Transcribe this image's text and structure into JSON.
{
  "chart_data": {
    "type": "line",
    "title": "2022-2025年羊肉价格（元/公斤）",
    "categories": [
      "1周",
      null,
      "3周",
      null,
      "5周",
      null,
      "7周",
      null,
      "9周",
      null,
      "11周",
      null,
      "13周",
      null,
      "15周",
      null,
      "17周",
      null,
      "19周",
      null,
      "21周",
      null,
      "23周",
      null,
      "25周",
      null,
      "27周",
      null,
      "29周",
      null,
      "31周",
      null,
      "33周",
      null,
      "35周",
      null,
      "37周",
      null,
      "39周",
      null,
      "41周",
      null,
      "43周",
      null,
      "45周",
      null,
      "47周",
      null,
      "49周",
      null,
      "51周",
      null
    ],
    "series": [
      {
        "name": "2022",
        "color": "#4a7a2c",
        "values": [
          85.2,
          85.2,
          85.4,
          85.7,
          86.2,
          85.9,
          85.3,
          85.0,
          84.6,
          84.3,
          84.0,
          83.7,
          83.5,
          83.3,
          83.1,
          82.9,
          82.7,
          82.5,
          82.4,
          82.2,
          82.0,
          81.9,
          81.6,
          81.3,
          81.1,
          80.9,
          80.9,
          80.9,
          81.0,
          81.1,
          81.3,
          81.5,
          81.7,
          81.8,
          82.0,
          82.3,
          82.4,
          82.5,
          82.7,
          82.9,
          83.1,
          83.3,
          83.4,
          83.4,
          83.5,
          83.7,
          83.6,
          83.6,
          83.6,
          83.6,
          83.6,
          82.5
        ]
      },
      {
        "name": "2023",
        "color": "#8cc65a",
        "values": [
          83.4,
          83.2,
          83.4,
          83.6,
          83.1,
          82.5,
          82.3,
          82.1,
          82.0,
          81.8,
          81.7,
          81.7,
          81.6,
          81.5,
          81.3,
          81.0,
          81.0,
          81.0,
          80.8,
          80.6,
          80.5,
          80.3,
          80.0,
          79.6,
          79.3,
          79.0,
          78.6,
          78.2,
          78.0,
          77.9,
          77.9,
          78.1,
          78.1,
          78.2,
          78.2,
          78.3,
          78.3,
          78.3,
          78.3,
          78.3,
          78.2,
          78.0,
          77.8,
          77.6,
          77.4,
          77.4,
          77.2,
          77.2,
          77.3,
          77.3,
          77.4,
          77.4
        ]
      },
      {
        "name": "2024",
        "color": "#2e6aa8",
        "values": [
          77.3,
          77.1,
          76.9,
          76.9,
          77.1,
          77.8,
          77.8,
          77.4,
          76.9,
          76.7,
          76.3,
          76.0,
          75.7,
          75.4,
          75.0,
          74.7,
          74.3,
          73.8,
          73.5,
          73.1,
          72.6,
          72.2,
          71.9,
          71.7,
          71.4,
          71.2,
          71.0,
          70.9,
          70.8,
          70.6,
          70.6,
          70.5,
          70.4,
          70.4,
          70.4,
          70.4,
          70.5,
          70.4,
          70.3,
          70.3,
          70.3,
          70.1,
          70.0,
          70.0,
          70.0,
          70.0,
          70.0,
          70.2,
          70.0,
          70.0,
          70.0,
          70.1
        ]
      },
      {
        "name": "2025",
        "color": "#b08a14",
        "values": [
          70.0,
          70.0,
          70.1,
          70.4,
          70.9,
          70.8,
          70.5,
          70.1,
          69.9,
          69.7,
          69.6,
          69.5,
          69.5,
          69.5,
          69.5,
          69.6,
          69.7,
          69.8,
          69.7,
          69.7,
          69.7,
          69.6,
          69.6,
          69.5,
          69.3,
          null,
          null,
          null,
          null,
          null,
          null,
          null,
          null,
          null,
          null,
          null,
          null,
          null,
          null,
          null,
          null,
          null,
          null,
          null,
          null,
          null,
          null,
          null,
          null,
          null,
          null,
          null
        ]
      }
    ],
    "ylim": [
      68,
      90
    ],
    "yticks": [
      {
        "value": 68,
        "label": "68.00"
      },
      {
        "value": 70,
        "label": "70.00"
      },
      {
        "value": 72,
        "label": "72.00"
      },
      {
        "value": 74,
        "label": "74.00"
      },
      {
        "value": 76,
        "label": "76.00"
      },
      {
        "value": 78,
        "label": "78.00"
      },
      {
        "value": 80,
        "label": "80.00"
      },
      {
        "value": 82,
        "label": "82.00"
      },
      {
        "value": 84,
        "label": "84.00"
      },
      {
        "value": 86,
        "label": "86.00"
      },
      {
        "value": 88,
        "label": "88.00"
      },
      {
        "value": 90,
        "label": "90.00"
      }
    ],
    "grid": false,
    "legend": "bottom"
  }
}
====
### EXERCISE OBJECTIVE
Your task is to reproduce all of the records exactly.

### FINISHED TASK
Transcribe this image's text and structure into JSON.
{
  "chart_data": {
    "type": "line",
    "title": "2022-2025年羊肉价格（元/公斤）",
    "categories": [
      "1周",
      null,
      "3周",
      null,
      "5周",
      null,
      "7周",
      null,
      "9周",
      null,
      "11周",
      null,
      "13周",
      null,
      "15周",
      null,
      "17周",
      null,
      "19周",
      null,
      "21周",
      null,
      "23周",
      null,
      "25周",
      null,
      "27周",
      null,
      "29周",
      null,
      "31周",
      null,
      "33周",
      null,
      "35周",
      null,
      "37周",
      null,
      "39周",
      null,
      "41周",
      null,
      "43周",
      null,
      "45周",
      null,
      "47周",
      null,
      "49周",
      null,
      "51周",
      null
    ],
    "series": [
      {
        "name": "2022",
        "color": "#4a7a2c",
        "values": [
          85.2,
          85.2,
          85.4,
          85.7,
          86.2,
          85.9,
          85.3,
          85.0,
          84.6,
          84.3,
          84.0,
          83.7,
          83.5,
          83.3,
          83.1,
          82.9,
          82.7,
          82.5,
          82.4,
          82.2,
          82.0,
          81.9,
          81.6,
          81.3,
          81.1,
          80.9,
          80.9,
          80.9,
          81.0,
          81.1,
          81.3,
          81.5,
          81.7,
          81.8,
          82.0,
          82.3,
          82.4,
          82.5,
          82.7,
          82.9,
          83.1,
          83.3,
          83.4,
          83.4,
          83.5,
          83.7,
          83.6,
          83.6,
          83.6,
          83.6,
          83.6,
          82.5
        ]
      },
      {
        "name": "2023",
        "color": "#8cc65a",
        "values": [
          83.4,
          83.2,
          83.4,
          83.6,
          83.1,
          82.5,
          82.3,
          82.1,
          82.0,
          81.8,
          81.7,
          81.7,
          81.6,
          81.5,
          81.3,
          81.0,
          81.0,
          81.0,
          80.8,
          80.6,
          80.5,
          80.3,
          80.0,
          79.6,
          79.3,
          79.0,
          78.6,
          78.2,
          78.0,
          77.9,
          77.9,
          78.1,
          78.1,
          78.2,
          78.2,
          78.3,
          78.3,
          78.3,
          78.3,
          78.3,
          78.2,
          78.0,
          77.8,
          77.6,
          77.4,
          77.4,
          77.2,
          77.2,
          77.3,
          77.3,
          77.4,
          77.4
        ]
      },
      {
        "name": "2024",
        "color": "#2e6aa8",
        "values": [
          77.3,
          77.1,
          76.9,
          76.9,
          77.1,
          77.8,
          77.8,
          77.4,
          76.9,
          76.7,
          76.3,
          76.0,
          75.7,
          75.4,
          75.0,
          74.7,
          74.3,
          73.8,
          73.5,
          73.1,
          72.6,
          72.2,
          71.9,
          71.7,
          71.4,
          71.2,
          71.0,
          70.9,
          70.8,
          70.6,
          70.6,
          70.5,
          70.4,
          70.4,
          70.4,
          70.4,
          70.5,
          70.4,
          70.3,
          70.3,
          70.3,
          70.1,
          70.0,
          70.0,
          70.0,
          70.0,
          70.0,
          70.2,
          70.0,
          70.0,
          70.0,
          70.1
        ]
      },
      {
        "name": "2025",
        "color": "#b08a14",
        "values": [
          70.0,
          70.0,
          70.1,
          70.4,
          70.9,
          70.8,
          70.5,
          70.1,
          69.9,
          69.7,
          69.6,
          69.5,
          69.5,
          69.5,
          69.5,
          69.6,
          69.7,
          69.8,
          69.7,
          69.7,
          69.7,
          69.6,
          69.6,
          69.5,
          69.3,
          null,
          null,
          null,
          null,
          null,
          null,
          null,
          null,
          null,
          null,
          null,
          null,
          null,
          null,
          null,
          null,
          null,
          null,
          null,
          null,
          null,
          null,
          null,
          null,
          null,
          null,
          null
        ]
      }
    ],
    "ylim": [
      68,
      90
    ],
    "yticks": [
      {
        "value": 68,
        "label": "68.00"
      },
      {
        "value": 70,
        "label": "70.00"
      },
      {
        "value": 72,
        "label": "72.00"
      },
      {
        "value": 74,
        "label": "74.00"
      },
      {
        "value": 76,
        "label": "76.00"
      },
      {
        "value": 78,
        "label": "78.00"
      },
      {
        "value": 80,
        "label": "80.00"
      },
      {
        "value": 82,
        "label": "82.00"
      },
      {
        "value": 84,
        "label": "84.00"
      },
      {
        "value": 86,
        "label": "86.00"
      },
      {
        "value": 88,
        "label": "88.00"
      },
      {
        "value": 90,
        "label": "90.00"
      }
    ],
    "grid": false,
    "legend": "bottom"
  }
}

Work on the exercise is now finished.